### [Exercise brief]
Extract every record, keeping each one exactly as it is.

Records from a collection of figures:
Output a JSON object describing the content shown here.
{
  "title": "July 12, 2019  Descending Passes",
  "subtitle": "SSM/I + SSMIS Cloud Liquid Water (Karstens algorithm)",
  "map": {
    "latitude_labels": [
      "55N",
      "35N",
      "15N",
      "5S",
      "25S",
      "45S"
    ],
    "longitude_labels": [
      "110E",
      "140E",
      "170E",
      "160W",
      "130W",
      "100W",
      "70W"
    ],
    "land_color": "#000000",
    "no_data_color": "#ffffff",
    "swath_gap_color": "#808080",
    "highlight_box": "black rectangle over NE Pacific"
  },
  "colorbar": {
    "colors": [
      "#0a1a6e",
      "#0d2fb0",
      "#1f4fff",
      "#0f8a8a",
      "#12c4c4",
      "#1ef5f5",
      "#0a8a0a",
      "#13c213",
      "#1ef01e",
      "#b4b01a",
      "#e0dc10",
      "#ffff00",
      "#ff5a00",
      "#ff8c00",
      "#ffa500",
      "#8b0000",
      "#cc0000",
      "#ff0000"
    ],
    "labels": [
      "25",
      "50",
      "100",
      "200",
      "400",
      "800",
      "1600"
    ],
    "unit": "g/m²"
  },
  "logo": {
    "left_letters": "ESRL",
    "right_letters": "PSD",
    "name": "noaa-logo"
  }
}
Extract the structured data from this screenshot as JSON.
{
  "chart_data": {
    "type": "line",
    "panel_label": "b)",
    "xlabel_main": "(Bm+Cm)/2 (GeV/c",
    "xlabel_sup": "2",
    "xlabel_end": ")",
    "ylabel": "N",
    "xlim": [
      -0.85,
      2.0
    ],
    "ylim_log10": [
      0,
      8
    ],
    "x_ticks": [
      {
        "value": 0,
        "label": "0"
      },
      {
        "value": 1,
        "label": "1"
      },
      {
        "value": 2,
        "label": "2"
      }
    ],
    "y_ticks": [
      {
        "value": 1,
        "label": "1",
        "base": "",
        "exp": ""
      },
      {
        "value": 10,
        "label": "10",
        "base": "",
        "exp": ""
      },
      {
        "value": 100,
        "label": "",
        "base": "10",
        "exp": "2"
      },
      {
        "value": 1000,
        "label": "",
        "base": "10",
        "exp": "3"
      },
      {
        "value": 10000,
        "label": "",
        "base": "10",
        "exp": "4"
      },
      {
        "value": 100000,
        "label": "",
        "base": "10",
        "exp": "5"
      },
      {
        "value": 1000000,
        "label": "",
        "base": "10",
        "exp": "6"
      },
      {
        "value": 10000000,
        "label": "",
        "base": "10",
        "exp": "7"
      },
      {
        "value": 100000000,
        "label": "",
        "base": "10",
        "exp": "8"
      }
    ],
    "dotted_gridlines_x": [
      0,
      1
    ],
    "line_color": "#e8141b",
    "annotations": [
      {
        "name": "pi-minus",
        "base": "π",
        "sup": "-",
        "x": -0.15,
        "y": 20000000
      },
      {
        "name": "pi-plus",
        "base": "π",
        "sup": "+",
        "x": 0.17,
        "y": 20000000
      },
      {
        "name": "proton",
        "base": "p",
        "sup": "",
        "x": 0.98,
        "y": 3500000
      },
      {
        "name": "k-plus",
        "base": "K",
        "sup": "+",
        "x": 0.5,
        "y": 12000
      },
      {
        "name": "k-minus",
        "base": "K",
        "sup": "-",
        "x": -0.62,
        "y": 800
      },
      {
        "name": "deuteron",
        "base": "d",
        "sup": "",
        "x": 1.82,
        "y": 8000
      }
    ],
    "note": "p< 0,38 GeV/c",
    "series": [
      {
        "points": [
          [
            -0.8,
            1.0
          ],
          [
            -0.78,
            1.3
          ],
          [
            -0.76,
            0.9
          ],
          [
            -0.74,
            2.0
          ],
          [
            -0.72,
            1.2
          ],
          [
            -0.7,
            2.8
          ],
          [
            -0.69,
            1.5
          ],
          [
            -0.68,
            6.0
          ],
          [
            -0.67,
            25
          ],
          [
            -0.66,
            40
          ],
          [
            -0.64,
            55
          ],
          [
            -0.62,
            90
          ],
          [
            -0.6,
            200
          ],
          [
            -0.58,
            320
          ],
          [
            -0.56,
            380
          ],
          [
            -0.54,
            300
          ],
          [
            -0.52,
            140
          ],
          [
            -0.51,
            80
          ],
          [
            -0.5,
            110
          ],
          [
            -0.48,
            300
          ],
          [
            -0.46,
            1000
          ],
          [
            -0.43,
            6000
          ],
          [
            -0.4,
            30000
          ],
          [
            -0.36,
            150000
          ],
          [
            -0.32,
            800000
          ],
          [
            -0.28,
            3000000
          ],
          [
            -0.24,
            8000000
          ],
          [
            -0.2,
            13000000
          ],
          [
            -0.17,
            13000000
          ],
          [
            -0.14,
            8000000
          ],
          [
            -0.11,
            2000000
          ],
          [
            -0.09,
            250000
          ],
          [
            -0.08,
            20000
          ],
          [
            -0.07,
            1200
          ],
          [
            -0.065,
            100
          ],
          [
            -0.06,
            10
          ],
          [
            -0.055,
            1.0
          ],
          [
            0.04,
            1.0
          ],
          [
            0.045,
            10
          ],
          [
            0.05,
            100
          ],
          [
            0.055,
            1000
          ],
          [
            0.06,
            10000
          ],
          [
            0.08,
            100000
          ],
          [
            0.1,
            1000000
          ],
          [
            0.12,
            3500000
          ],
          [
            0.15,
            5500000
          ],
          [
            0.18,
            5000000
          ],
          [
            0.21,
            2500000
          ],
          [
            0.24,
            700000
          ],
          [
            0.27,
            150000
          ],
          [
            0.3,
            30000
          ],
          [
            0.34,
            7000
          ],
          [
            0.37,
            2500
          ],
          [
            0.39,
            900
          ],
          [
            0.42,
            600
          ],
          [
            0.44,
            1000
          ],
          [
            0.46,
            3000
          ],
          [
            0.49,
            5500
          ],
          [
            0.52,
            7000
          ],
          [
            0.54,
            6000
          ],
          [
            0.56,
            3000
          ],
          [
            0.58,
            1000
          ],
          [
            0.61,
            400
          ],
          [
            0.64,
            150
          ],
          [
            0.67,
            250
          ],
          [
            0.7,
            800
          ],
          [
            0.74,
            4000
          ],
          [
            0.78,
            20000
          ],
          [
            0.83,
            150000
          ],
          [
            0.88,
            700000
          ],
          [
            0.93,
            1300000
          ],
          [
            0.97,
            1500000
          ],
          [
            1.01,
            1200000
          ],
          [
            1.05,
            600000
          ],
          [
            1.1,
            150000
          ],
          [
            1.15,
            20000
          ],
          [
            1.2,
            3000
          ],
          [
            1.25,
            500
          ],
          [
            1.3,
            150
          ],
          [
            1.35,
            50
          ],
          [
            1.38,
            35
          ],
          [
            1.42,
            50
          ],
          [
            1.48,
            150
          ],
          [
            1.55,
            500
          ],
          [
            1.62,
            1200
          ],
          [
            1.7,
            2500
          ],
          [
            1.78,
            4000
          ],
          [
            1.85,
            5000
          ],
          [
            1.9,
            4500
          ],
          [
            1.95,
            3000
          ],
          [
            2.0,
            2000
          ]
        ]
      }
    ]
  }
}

### [Exercise solution]
Output a JSON object describing the content shown here.
{
  "title": "July 12, 2019  Descending Passes",
  "subtitle": "SSM/I + SSMIS Cloud Liquid Water (Karstens algorithm)",
  "map": {
    "latitude_labels": [
      "55N",
      "35N",
      "15N",
      "5S",
      "25S",
      "45S"
    ],
    "longitude_labels": [
      "110E",
      "140E",
      "170E",
      "160W",
      "130W",
      "100W",
      "70W"
    ],
    "land_color": "#000000",
    "no_data_color": "#ffffff",
    "swath_gap_color": "#808080",
    "highlight_box": "black rectangle over NE Pacific"
  },
  "colorbar": {
    "colors": [
      "#0a1a6e",
      "#0d2fb0",
      "#1f4fff",
      "#0f8a8a",
      "#12c4c4",
      "#1ef5f5",
      "#0a8a0a",
      "#13c213",
      "#1ef01e",
      "#b4b01a",
      "#e0dc10",
      "#ffff00",
      "#ff5a00",
      "#ff8c00",
      "#ffa500",
      "#8b0000",
      "#cc0000",
      "#ff0000"
    ],
    "labels": [
      "25",
      "50",
      "100",
      "200",
      "400",
      "800",
      "1600"
    ],
    "unit": "g/m²"
  },
  "logo": {
    "left_letters": "ESRL",
    "right_letters": "PSD",
    "name": "noaa-logo"
  }
}
Extract the structured data from this screenshot as JSON.
{
  "chart_data": {
    "type": "line",
    "panel_label": "b)",
    "xlabel_main": "(Bm+Cm)/2 (GeV/c",
    "xlabel_sup": "2",
    "xlabel_end": ")",
    "ylabel": "N",
    "xlim": [
      -0.85,
      2.0
    ],
    "ylim_log10": [
      0,
      8
    ],
    "x_ticks": [
      {
        "value": 0,
        "label": "0"
      },
      {
        "value": 1,
        "label": "1"
      },
      {
        "value": 2,
        "label": "2"
      }
    ],
    "y_ticks": [
      {
        "value": 1,
        "label": "1",
        "base": "",
        "exp": ""
      },
      {
        "value": 10,
        "label": "10",
        "base": "",
        "exp": ""
      },
      {
        "value": 100,
        "label": "",
        "base": "10",
        "exp": "2"
      },
      {
        "value": 1000,
        "label": "",
        "base": "10",
        "exp": "3"
      },
      {
        "value": 10000,
        "label": "",
        "base": "10",
        "exp": "4"
      },
      {
        "value": 100000,
        "label": "",
        "base": "10",
        "exp": "5"
      },
      {
        "value": 1000000,
        "label": "",
        "base": "10",
        "exp": "6"
      },
      {
        "value": 10000000,
        "label": "",
        "base": "10",
        "exp": "7"
      },
      {
        "value": 100000000,
        "label": "",
        "base": "10",
        "exp": "8"
      }
    ],
    "dotted_gridlines_x": [
      0,
      1
    ],
    "line_color": "#e8141b",
    "annotations": [
      {
        "name": "pi-minus",
        "base": "π",
        "sup": "-",
        "x": -0.15,
        "y": 20000000
      },
      {
        "name": "pi-plus",
        "base": "π",
        "sup": "+",
        "x": 0.17,
        "y": 20000000
      },
      {
        "name": "proton",
        "base": "p",
        "sup": "",
        "x": 0.98,
        "y": 3500000
      },
      {
        "name": "k-plus",
        "base": "K",
        "sup": "+",
        "x": 0.5,
        "y": 12000
      },
      {
        "name": "k-minus",
        "base": "K",
        "sup": "-",
        "x": -0.62,
        "y": 800
      },
      {
        "name": "deuteron",
        "base": "d",
        "sup": "",
        "x": 1.82,
        "y": 8000
      }
    ],
    "note": "p< 0,38 GeV/c",
    "series": [
      {
        "points": [
          [
            -0.8,
            1.0
          ],
          [
            -0.78,
            1.3
          ],
          [
            -0.76,
            0.9
          ],
          [
            -0.74,
            2.0
          ],
          [
            -0.72,
            1.2
          ],
          [
            -0.7,
            2.8
          ],
          [
            -0.69,
            1.5
          ],
          [
            -0.68,
            6.0
          ],
          [
            -0.67,
            25
          ],
          [
            -0.66,
            40
          ],
          [
            -0.64,
            55
          ],
          [
            -0.62,
            90
          ],
          [
            -0.6,
            200
          ],
          [
            -0.58,
            320
          ],
          [
            -0.56,
            380
          ],
          [
            -0.54,
            300
          ],
          [
            -0.52,
            140
          ],
          [
            -0.51,
            80
          ],
          [
            -0.5,
            110
          ],
          [
            -0.48,
            300
          ],
          [
            -0.46,
            1000
          ],
          [
            -0.43,
            6000
          ],
          [
            -0.4,
            30000
          ],
          [
            -0.36,
            150000
          ],
          [
            -0.32,
            800000
          ],
          [
            -0.28,
            3000000
          ],
          [
            -0.24,
            8000000
          ],
          [
            -0.2,
            13000000
          ],
          [
            -0.17,
            13000000
          ],
          [
            -0.14,
            8000000
          ],
          [
            -0.11,
            2000000
          ],
          [
            -0.09,
            250000
          ],
          [
            -0.08,
            20000
          ],
          [
            -0.07,
            1200
          ],
          [
            -0.065,
            100
          ],
          [
            -0.06,
            10
          ],
          [
            -0.055,
            1.0
          ],
          [
            0.04,
            1.0
          ],
          [
            0.045,
            10
          ],
          [
            0.05,
            100
          ],
          [
            0.055,
            1000
          ],
          [
            0.06,
            10000
          ],
          [
            0.08,
            100000
          ],
          [
            0.1,
            1000000
          ],
          [
            0.12,
            3500000
          ],
          [
            0.15,
            5500000
          ],
          [
            0.18,
            5000000
          ],
          [
            0.21,
            2500000
          ],
          [
            0.24,
            700000
          ],
          [
            0.27,
            150000
          ],
          [
            0.3,
            30000
          ],
          [
            0.34,
            7000
          ],
          [
            0.37,
            2500
          ],
          [
            0.39,
            900
          ],
          [
            0.42,
            600
          ],
          [
            0.44,
            1000
          ],
          [
            0.46,
            3000
          ],
          [
            0.49,
            5500
          ],
          [
            0.52,
            7000
          ],
          [
            0.54,
            6000
          ],
          [
            0.56,
            3000
          ],
          [
            0.58,
            1000
          ],
          [
            0.61,
            400
          ],
          [
            0.64,
            150
          ],
          [
            0.67,
            250
          ],
          [
            0.7,
            800
          ],
          [
            0.74,
            4000
          ],
          [
            0.78,
            20000
          ],
          [
            0.83,
            150000
          ],
          [
            0.88,
            700000
          ],
          [
            0.93,
            1300000
          ],
          [
            0.97,
            1500000
          ],
          [
            1.01,
            1200000
          ],
          [
            1.05,
            600000
          ],
          [
            1.1,
            150000
          ],
          [
            1.15,
            20000
          ],
          [
            1.2,
            3000
          ],
          [
            1.25,
            500
          ],
          [
            1.3,
            150
          ],
          [
            1.35,
            50
          ],
          [
            1.38,
            35
          ],
          [
            1.42,
            50
          ],
          [
            1.48,
            150
          ],
          [
            1.55,
            500
          ],
          [
            1.62,
            1200
          ],
          [
            1.7,
            2500
          ],
          [
            1.78,
            4000
          ],
          [
            1.85,
            5000
          ],
          [
            1.9,
            4500
          ],
          [
            1.95,
            3000
          ],
          [
            2.0,
            2000
          ]
        ]
      }
    ]
  }
}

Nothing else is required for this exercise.